=== Instruction ===
Records follow. Copy every line with "Luftdruck".

[Records that describe figures]
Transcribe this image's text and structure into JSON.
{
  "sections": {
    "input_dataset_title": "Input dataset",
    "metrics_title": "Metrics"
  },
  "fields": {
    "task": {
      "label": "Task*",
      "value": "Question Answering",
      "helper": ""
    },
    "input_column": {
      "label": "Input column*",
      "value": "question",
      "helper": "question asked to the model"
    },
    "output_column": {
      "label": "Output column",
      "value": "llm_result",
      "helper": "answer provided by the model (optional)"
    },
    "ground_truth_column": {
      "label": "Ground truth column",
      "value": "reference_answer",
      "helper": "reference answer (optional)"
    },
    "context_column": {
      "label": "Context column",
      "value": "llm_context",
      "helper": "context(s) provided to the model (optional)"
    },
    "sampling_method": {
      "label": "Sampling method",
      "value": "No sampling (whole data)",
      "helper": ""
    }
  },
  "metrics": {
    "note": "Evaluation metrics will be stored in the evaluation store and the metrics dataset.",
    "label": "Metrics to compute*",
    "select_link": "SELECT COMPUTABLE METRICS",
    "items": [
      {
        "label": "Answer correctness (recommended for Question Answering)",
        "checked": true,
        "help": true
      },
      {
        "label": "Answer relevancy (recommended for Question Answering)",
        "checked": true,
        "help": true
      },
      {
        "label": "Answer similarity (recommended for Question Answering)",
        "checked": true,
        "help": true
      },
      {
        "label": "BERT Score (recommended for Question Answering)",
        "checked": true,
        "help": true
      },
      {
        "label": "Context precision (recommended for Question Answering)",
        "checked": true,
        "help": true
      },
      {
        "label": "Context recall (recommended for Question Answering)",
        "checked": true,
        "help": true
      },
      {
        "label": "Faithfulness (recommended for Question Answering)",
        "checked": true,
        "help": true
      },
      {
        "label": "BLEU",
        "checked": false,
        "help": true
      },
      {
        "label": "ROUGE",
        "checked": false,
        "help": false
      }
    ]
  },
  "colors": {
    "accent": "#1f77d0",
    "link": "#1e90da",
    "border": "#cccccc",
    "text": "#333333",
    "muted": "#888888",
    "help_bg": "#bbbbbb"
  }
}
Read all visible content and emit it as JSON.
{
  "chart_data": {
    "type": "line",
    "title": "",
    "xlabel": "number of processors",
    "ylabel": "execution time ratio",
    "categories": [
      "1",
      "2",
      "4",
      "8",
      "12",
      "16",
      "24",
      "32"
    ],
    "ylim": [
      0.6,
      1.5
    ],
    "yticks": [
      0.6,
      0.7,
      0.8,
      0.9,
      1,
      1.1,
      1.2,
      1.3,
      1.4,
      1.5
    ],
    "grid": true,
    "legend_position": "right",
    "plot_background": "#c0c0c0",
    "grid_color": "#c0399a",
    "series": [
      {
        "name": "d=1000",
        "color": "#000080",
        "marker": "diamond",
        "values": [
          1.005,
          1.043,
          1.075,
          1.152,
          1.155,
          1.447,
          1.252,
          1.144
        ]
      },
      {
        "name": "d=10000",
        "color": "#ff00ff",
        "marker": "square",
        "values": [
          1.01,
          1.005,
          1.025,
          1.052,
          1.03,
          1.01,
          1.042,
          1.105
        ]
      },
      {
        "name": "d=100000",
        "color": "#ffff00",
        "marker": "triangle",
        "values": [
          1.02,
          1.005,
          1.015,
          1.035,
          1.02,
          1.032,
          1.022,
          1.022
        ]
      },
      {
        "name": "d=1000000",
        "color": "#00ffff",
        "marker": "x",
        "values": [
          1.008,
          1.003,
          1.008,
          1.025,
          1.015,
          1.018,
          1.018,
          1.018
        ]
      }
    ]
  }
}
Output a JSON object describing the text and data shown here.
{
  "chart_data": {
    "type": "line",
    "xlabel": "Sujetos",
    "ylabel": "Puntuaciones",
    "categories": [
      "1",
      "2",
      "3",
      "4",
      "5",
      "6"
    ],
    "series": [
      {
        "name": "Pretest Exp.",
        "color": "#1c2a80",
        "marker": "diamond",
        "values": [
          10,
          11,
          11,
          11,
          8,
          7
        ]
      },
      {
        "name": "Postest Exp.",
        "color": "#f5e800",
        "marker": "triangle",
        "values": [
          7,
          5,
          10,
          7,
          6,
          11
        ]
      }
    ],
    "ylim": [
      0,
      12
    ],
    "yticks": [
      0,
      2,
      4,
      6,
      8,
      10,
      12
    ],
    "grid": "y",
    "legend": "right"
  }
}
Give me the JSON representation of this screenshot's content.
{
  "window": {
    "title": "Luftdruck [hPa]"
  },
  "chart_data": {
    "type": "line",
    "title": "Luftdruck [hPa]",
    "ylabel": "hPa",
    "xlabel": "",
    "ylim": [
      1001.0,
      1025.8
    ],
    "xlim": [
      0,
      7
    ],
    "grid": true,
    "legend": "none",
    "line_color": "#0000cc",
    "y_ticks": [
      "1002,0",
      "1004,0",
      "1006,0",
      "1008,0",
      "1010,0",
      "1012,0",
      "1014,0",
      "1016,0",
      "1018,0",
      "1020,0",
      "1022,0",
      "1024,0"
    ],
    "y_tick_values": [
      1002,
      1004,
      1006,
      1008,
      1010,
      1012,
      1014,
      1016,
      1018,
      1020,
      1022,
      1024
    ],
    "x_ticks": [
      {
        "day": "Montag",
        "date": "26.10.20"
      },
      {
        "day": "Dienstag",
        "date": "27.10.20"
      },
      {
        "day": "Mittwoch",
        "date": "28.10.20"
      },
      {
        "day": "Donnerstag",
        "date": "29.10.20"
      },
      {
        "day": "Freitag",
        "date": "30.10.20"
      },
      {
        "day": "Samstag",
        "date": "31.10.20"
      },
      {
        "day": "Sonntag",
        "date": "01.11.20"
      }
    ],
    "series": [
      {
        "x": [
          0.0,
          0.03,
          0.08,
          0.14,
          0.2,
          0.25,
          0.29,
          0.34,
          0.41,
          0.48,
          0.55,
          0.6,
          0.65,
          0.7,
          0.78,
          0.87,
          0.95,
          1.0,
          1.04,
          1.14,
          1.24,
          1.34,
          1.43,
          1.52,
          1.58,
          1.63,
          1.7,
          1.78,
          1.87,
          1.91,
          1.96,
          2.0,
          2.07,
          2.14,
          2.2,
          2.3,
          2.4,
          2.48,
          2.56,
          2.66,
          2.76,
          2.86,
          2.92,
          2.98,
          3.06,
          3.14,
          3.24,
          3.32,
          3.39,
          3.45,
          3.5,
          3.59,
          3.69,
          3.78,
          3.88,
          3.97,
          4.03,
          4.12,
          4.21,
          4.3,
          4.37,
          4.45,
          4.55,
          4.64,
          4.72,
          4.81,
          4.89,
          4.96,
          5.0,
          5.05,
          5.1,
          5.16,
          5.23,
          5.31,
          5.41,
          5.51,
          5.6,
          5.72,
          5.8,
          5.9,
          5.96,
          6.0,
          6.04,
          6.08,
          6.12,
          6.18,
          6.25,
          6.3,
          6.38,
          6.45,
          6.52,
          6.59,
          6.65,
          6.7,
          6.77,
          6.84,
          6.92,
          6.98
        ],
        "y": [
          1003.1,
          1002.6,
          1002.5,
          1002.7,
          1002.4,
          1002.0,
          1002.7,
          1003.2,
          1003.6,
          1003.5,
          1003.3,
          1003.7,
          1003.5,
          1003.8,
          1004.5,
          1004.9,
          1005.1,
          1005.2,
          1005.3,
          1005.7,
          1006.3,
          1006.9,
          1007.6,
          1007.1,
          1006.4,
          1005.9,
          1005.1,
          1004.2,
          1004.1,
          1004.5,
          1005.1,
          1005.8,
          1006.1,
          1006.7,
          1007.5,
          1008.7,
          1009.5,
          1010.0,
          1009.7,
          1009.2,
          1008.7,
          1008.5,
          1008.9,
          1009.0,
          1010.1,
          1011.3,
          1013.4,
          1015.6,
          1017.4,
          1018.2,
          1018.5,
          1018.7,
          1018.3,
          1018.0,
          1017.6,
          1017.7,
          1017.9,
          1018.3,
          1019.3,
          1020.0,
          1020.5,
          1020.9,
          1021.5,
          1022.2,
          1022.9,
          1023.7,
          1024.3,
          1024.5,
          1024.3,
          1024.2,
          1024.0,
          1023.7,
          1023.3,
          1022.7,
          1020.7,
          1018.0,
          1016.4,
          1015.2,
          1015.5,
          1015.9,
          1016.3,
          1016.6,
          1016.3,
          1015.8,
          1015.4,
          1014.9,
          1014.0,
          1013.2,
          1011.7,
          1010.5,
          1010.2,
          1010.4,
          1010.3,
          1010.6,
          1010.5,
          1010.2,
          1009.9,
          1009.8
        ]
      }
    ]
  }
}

=== Task solution ===
    "title": "Luftdruck [hPa]"
    "title": "Luftdruck [hPa]",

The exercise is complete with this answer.